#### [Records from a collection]
---

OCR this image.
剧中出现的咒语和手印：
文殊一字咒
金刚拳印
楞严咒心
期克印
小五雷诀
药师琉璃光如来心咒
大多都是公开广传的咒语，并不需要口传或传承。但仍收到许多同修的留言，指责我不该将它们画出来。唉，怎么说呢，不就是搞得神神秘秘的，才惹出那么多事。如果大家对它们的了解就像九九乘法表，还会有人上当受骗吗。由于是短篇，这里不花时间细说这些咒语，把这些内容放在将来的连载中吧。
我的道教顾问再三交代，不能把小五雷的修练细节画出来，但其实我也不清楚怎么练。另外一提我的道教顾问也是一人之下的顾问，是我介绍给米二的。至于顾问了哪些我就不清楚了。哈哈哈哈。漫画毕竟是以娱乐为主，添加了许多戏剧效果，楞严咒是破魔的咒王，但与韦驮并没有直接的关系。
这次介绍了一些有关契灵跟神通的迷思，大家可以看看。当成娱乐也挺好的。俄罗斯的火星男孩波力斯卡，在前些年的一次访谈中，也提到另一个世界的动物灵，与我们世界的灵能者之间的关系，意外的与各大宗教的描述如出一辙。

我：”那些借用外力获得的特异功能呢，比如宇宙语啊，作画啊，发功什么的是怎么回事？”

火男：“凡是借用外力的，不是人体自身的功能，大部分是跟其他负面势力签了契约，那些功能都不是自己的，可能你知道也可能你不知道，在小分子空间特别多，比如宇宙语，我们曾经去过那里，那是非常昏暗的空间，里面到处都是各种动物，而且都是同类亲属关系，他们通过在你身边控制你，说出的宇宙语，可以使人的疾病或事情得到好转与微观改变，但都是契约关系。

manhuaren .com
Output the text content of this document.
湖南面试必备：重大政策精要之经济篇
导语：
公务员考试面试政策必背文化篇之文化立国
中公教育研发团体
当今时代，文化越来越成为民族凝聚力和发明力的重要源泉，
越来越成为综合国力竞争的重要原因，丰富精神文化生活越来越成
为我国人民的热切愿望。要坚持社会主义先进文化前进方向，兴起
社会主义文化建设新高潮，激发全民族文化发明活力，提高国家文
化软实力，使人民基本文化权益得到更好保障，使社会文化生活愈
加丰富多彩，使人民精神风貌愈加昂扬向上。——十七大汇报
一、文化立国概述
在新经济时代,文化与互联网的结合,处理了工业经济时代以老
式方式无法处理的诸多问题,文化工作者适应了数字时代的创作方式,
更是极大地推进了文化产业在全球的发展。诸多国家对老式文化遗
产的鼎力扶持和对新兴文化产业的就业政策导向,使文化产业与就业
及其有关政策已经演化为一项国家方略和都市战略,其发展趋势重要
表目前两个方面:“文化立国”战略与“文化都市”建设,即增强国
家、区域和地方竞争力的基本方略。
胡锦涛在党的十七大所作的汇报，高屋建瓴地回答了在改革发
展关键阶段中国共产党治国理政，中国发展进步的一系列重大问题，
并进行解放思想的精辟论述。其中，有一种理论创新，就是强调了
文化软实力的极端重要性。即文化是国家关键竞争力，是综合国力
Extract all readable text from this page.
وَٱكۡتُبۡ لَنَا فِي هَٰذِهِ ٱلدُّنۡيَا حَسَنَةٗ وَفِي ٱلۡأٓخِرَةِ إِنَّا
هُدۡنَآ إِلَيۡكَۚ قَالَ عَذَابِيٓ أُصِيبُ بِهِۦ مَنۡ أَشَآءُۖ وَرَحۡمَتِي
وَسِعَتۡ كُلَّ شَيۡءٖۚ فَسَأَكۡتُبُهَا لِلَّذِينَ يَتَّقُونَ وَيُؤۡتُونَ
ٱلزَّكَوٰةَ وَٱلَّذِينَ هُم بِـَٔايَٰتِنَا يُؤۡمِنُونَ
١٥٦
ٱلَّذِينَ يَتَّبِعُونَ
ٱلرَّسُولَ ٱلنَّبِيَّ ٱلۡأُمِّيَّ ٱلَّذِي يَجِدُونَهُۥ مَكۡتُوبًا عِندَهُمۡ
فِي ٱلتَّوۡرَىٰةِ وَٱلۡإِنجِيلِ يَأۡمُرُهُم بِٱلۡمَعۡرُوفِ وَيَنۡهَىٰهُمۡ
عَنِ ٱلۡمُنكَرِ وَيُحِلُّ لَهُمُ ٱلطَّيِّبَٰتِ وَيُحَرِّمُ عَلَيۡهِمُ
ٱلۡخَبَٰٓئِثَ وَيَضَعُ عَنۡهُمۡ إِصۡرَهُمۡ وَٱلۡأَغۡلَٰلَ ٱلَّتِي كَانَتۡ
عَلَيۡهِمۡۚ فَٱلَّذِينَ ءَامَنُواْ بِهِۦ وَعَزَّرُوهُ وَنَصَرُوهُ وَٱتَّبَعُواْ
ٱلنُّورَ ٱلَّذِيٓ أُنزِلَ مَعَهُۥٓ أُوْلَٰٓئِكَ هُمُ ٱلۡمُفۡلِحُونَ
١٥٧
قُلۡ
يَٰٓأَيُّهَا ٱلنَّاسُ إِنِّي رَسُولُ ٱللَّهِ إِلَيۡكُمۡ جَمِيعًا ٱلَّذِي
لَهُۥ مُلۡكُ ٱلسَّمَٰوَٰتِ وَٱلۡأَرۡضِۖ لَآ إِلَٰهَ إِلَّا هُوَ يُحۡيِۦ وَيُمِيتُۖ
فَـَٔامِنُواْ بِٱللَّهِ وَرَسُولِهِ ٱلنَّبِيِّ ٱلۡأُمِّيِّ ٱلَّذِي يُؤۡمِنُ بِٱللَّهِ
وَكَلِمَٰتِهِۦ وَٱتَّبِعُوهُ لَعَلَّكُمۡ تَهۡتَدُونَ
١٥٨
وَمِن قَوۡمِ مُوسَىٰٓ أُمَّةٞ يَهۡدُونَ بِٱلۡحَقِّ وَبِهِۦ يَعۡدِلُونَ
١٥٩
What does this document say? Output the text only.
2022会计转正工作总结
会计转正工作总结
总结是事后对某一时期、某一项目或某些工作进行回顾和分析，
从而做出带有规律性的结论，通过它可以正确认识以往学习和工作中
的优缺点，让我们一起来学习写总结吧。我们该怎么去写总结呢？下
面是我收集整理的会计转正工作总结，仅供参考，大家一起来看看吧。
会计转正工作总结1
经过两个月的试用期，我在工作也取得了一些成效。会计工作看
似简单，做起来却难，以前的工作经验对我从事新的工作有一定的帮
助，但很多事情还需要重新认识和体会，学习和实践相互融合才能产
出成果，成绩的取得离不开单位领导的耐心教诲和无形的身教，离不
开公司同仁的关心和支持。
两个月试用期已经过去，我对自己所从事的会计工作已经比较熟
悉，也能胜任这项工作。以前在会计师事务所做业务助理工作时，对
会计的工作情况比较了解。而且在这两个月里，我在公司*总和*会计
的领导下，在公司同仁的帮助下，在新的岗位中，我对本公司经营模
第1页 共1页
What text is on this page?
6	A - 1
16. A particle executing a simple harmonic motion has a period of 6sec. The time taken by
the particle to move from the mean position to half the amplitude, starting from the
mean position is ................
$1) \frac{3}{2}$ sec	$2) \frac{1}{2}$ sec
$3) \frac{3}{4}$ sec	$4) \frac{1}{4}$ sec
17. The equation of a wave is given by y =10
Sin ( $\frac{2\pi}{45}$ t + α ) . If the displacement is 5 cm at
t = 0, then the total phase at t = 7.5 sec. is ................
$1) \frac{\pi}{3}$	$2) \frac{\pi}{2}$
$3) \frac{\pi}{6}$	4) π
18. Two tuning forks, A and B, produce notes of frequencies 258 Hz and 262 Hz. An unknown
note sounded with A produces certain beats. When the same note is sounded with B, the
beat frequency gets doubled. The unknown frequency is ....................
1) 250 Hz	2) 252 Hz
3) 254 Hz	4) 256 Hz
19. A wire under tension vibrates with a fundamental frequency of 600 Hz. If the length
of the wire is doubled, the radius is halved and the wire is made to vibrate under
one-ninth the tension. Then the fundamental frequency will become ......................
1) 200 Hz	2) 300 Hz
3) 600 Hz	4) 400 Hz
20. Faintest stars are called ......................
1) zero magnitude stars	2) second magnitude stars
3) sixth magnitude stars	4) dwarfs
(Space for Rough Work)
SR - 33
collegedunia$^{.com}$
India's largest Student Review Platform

---

#### [Your goal]
Extract lines where the string "mean" occurs.

#### [Solution to the exercise]
the particle to move from the mean position to half the amplitude, starting from the
mean position is ................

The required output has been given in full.